-- INPUT RECORDS --
>>>>>

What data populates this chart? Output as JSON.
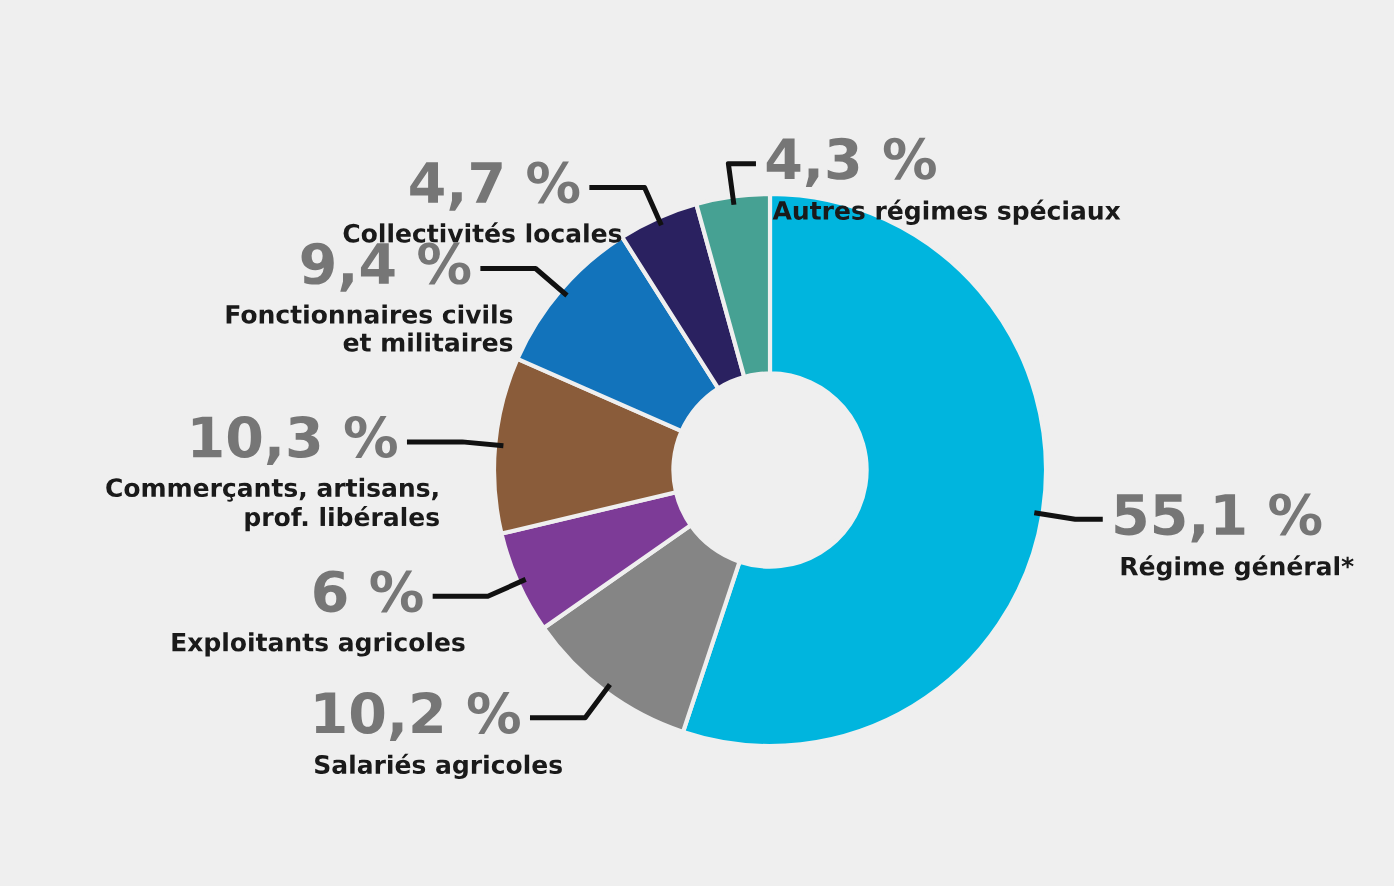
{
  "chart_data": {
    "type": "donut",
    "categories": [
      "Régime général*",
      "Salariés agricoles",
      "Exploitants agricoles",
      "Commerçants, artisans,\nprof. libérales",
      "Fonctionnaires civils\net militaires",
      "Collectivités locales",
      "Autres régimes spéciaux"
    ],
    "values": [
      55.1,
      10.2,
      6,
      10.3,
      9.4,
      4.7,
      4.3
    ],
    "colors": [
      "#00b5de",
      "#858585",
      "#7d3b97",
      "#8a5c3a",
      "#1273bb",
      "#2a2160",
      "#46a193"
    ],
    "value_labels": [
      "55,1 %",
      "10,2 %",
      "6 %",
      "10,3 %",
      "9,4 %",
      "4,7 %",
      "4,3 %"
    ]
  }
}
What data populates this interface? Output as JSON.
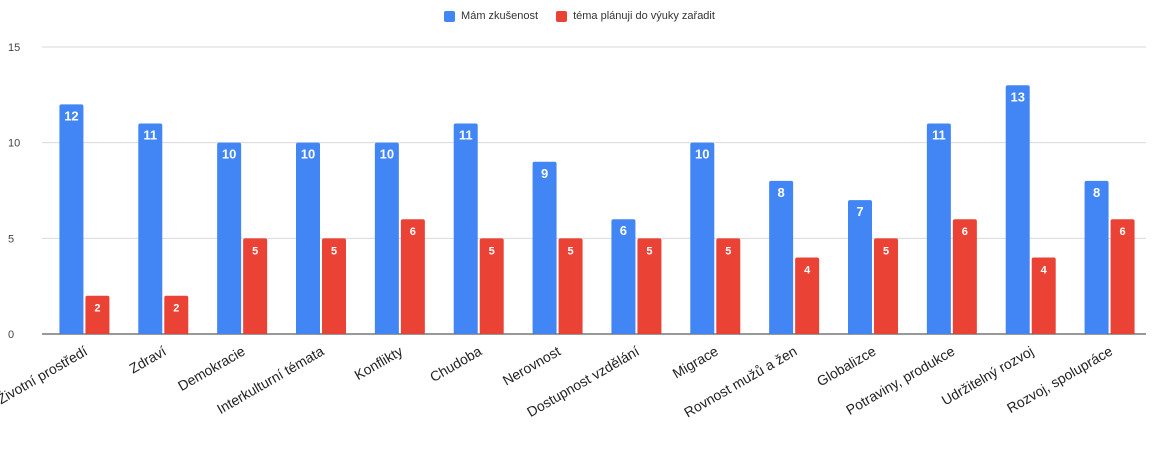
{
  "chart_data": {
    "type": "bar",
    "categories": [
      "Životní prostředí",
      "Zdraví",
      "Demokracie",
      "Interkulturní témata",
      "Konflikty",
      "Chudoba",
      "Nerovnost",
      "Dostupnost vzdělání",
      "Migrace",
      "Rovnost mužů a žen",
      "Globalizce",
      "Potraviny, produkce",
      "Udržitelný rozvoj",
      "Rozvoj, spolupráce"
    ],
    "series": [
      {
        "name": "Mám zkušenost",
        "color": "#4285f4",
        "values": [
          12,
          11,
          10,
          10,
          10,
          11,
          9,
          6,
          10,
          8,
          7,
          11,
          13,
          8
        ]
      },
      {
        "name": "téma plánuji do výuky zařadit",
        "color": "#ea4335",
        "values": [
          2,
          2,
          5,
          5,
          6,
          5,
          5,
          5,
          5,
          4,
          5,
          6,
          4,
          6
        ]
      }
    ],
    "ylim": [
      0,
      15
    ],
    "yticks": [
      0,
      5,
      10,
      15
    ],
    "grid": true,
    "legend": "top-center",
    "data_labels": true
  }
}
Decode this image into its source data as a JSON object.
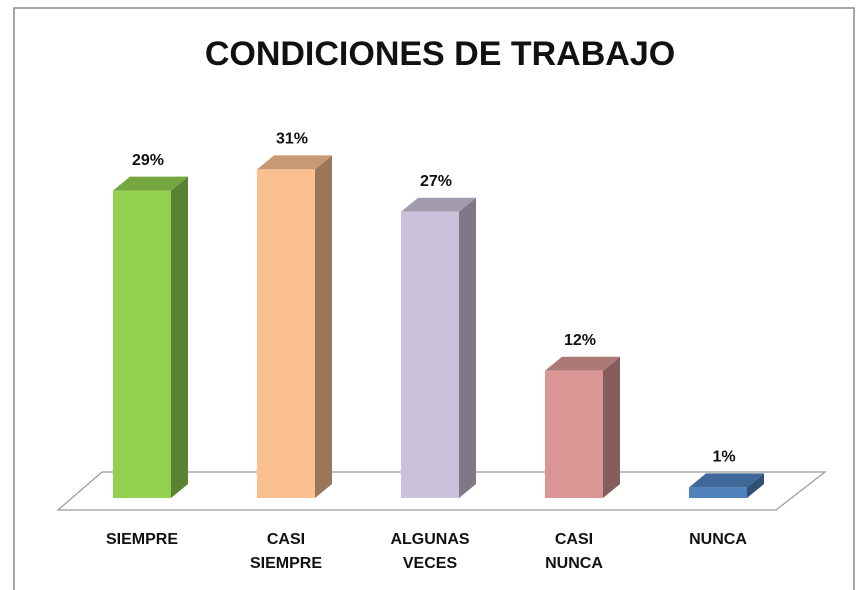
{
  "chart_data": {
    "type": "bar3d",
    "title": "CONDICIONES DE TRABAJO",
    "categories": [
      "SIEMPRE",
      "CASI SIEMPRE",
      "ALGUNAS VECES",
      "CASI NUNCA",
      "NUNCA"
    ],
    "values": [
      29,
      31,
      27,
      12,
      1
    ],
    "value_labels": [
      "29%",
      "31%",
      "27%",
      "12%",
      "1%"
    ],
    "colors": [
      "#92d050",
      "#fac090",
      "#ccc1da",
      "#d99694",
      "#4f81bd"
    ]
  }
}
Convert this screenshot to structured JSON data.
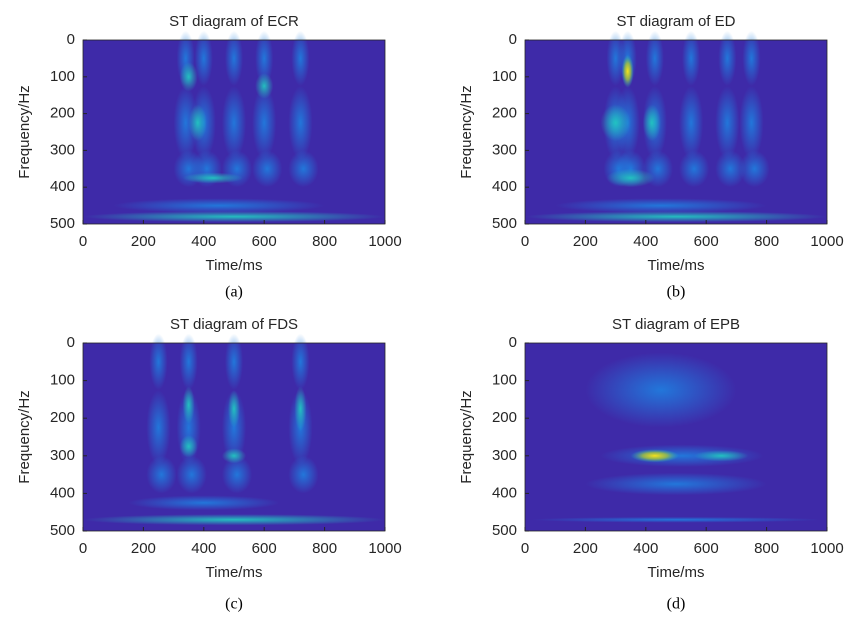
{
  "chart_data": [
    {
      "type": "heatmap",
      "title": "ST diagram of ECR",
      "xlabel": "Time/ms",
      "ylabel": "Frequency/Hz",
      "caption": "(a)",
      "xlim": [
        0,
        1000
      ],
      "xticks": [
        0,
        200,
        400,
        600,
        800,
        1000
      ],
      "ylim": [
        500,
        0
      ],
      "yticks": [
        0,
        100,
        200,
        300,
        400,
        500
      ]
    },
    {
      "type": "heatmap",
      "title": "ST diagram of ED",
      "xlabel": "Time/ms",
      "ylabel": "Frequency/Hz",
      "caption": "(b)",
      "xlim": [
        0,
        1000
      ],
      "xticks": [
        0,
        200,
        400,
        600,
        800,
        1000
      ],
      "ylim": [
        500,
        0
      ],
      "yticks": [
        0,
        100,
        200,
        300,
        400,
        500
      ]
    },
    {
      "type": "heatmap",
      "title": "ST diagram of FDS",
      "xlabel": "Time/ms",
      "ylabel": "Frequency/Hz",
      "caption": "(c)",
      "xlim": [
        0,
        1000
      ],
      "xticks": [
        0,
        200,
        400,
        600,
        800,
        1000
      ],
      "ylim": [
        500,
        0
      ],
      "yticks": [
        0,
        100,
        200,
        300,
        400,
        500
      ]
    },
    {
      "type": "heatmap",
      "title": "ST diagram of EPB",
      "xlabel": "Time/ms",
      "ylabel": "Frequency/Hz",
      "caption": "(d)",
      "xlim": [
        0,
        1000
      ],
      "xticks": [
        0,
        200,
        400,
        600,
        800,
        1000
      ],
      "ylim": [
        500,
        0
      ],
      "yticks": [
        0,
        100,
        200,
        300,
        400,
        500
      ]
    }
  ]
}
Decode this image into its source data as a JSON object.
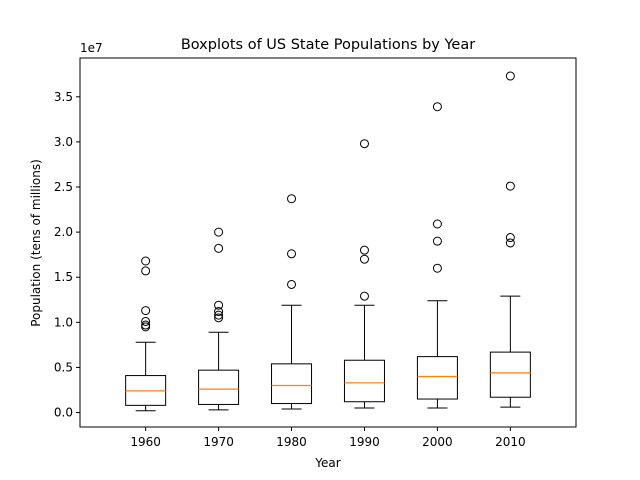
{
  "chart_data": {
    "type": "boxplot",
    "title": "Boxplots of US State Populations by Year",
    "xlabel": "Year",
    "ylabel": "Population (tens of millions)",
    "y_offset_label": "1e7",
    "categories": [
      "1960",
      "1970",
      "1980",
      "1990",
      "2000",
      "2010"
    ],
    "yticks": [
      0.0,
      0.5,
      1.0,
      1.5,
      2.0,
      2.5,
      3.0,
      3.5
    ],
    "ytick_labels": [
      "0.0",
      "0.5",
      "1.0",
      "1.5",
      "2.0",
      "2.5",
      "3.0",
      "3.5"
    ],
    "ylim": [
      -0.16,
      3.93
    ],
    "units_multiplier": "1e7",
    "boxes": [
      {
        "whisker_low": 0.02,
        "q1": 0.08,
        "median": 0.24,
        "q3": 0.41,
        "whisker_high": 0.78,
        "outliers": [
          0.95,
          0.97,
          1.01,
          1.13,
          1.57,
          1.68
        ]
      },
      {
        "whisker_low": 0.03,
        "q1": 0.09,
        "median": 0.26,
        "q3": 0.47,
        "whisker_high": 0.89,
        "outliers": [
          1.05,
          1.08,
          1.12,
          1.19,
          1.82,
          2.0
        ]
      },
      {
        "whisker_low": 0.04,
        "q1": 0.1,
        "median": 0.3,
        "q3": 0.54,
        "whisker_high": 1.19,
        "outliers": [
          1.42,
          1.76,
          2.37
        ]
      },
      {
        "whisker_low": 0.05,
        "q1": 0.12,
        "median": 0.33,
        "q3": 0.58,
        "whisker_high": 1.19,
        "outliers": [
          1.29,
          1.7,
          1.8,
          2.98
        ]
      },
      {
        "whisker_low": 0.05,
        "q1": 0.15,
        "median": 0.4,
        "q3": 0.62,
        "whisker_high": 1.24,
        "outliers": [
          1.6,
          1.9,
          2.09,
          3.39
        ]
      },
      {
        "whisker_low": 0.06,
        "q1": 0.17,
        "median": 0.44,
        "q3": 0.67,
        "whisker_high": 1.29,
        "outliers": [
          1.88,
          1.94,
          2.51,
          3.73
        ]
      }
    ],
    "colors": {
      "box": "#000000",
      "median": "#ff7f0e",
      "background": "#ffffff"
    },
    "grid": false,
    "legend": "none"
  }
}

<<<<<

-- SET TASK --
Give the number of lines in the records above that contain the word "JSON". Reply with that number alone.

-- WRITTEN RESPONSE --
5